Look for the string "horas" in the lines and copy each line that has it.

DATA SECTION:
━━━━━━━━━━━━━━━━━━━━
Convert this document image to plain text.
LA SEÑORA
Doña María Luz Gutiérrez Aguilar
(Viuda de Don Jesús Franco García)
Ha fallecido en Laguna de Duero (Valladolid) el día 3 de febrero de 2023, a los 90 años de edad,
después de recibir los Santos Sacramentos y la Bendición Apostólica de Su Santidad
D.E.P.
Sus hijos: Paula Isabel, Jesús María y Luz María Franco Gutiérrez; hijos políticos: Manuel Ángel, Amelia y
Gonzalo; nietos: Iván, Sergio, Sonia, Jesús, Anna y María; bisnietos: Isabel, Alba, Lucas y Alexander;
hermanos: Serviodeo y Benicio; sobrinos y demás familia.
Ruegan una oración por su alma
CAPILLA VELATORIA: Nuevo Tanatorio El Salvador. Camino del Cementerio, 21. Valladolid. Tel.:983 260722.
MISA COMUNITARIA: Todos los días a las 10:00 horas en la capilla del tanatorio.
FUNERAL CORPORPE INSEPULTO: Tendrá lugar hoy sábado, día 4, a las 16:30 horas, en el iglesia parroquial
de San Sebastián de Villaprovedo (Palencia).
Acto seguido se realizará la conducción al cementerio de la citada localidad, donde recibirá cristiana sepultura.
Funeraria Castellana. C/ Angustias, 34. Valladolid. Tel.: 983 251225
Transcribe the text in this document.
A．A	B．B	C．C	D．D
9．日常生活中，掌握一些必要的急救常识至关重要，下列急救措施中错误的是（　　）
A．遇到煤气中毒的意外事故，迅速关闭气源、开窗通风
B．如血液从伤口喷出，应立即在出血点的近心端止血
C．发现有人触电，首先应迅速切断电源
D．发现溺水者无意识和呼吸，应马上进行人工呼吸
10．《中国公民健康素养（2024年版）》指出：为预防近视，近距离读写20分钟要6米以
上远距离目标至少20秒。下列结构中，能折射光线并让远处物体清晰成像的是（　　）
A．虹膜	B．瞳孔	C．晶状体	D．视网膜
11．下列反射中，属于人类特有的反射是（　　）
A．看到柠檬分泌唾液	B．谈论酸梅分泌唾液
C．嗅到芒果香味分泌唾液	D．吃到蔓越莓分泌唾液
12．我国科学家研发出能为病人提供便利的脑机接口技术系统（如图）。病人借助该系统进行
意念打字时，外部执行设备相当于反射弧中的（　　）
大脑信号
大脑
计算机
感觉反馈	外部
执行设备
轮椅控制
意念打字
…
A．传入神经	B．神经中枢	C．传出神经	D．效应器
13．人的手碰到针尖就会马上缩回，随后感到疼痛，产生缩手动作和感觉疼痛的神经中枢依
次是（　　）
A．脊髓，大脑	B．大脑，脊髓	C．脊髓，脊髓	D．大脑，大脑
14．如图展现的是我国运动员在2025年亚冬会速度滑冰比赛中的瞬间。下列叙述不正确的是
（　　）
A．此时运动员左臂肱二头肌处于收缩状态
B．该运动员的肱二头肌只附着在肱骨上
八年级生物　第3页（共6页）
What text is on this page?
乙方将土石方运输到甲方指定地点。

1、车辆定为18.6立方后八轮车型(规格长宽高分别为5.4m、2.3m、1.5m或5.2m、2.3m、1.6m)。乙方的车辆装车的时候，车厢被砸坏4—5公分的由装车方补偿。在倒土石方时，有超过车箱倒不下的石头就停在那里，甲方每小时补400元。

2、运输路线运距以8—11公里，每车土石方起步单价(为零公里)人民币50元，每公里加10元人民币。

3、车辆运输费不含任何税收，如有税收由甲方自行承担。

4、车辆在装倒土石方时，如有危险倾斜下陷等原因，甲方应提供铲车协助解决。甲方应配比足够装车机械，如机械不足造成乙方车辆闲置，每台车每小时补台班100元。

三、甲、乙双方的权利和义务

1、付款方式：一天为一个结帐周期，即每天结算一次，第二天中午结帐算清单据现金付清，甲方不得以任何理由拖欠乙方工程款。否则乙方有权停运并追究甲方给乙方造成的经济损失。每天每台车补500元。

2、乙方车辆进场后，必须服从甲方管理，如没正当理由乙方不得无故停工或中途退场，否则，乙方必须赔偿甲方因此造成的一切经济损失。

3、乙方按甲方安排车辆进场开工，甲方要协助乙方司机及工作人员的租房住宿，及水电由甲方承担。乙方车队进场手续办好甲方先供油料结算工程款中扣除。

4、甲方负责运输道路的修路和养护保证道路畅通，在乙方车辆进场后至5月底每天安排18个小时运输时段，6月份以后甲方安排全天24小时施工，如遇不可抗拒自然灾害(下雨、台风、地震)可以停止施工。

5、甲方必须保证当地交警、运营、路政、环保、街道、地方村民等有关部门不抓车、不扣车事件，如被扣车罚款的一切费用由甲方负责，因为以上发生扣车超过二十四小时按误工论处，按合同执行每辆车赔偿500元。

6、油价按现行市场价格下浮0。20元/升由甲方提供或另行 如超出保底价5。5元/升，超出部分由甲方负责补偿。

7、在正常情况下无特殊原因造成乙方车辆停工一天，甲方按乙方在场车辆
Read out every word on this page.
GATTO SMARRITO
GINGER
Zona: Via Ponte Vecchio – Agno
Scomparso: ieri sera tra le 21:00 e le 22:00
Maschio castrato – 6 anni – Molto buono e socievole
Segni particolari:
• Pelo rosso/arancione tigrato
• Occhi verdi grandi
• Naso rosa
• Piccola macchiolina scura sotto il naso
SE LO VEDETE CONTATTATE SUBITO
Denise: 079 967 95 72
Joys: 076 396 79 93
━━━━━━━━━━━━━━━━━━━━
RIGHT ANSWER:
MISA COMUNITARIA: Todos los días a las 10:00 horas en la capilla del tanatorio.
FUNERAL CORPORPE INSEPULTO: Tendrá lugar hoy sábado, día 4, a las 16:30 horas, en el iglesia parroquial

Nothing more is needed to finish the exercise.